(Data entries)
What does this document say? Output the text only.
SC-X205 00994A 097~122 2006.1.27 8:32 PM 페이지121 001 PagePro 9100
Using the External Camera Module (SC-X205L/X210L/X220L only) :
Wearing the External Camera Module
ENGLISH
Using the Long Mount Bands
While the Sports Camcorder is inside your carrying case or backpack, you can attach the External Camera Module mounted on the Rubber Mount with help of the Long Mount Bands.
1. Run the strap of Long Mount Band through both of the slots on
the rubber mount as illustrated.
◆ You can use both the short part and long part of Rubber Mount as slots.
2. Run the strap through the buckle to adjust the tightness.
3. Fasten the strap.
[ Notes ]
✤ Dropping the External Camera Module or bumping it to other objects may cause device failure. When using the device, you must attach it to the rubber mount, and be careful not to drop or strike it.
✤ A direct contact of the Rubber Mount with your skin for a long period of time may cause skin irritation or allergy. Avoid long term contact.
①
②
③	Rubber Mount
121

- _Stated problem_:
Working from the listing above, pick out every line that has "your" and copy it.

- _Exercise output_:
While the Sports Camcorder is inside your carrying case or backpack, you can attach the External Camera Module mounted on the Rubber Mount with help of the Long Mount Bands.
✤ A direct contact of the Rubber Mount with your skin for a long period of time may cause skin irritation or allergy. Avoid long term contact.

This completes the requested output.